-- Directive --
Check every line for the word "disabled" and state how many lines have it. Reply with the number alone.

::::::::::

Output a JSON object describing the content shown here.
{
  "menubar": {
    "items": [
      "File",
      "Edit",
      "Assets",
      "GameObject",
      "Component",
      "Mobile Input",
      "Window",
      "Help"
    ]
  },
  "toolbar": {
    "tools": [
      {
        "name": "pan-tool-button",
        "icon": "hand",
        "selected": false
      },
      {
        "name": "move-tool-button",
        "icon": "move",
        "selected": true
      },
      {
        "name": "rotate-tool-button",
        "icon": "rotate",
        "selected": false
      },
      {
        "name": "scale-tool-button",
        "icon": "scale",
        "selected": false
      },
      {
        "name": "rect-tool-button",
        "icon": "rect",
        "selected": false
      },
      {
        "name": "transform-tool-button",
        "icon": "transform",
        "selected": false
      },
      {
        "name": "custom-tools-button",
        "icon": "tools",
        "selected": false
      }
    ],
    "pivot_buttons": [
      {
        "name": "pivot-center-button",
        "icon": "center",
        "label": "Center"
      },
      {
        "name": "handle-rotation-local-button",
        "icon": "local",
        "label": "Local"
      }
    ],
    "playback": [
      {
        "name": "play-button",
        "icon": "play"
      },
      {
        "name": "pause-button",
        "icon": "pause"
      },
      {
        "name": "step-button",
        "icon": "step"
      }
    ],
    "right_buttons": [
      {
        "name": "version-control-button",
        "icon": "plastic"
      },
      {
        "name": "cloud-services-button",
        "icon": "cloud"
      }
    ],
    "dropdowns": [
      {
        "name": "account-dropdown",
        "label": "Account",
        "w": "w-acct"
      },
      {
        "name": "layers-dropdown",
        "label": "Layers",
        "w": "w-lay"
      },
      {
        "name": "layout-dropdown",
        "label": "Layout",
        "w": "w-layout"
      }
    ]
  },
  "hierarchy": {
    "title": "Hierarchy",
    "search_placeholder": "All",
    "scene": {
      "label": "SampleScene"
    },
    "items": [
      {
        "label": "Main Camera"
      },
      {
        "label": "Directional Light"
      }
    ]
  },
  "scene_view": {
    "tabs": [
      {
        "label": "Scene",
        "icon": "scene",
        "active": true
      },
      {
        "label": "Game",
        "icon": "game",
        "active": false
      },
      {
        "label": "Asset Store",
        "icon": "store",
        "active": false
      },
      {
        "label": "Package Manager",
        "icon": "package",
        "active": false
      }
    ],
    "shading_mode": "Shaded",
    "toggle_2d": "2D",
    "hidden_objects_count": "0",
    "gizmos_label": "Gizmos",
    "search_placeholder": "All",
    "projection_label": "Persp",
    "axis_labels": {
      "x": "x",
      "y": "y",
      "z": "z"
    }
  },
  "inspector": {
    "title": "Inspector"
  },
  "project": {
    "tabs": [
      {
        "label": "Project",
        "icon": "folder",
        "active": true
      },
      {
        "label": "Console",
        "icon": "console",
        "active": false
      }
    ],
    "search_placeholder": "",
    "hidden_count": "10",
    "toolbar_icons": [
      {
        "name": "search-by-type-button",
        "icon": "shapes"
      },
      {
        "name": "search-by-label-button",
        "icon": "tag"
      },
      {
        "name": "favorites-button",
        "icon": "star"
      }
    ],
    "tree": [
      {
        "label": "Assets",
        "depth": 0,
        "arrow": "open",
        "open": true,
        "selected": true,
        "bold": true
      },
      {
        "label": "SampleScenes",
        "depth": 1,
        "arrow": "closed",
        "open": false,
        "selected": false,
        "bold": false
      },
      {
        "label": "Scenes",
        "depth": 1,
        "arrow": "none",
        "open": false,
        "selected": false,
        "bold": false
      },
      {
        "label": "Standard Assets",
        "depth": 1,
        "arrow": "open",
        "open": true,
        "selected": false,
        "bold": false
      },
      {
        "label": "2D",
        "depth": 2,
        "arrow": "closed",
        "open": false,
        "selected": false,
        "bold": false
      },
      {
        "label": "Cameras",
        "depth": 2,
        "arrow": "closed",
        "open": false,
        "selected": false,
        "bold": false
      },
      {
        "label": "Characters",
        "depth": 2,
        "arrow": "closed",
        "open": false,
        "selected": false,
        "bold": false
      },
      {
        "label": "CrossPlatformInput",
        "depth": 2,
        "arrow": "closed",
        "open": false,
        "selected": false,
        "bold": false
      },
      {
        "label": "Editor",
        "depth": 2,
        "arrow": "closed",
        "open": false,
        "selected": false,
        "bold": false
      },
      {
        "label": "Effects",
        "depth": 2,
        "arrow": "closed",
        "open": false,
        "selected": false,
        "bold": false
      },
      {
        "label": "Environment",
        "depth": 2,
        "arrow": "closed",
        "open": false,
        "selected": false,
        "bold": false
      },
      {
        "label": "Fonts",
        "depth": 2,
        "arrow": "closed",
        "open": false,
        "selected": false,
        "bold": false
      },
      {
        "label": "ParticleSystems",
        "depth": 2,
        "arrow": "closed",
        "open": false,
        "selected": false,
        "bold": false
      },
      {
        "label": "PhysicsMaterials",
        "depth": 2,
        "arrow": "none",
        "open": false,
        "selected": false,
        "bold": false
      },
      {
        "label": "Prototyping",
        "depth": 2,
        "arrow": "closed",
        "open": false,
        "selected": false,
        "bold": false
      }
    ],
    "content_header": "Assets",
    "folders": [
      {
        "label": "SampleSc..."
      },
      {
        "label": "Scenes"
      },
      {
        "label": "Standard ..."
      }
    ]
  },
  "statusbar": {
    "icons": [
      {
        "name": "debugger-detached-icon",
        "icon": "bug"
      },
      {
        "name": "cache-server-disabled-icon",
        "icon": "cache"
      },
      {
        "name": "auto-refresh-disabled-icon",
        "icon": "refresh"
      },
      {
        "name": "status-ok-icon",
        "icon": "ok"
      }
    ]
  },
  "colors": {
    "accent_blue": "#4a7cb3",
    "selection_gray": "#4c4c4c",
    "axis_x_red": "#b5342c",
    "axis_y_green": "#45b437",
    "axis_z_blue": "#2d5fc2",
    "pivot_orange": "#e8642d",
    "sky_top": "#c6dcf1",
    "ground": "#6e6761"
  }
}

::::::::::

-- Completed exercise --
2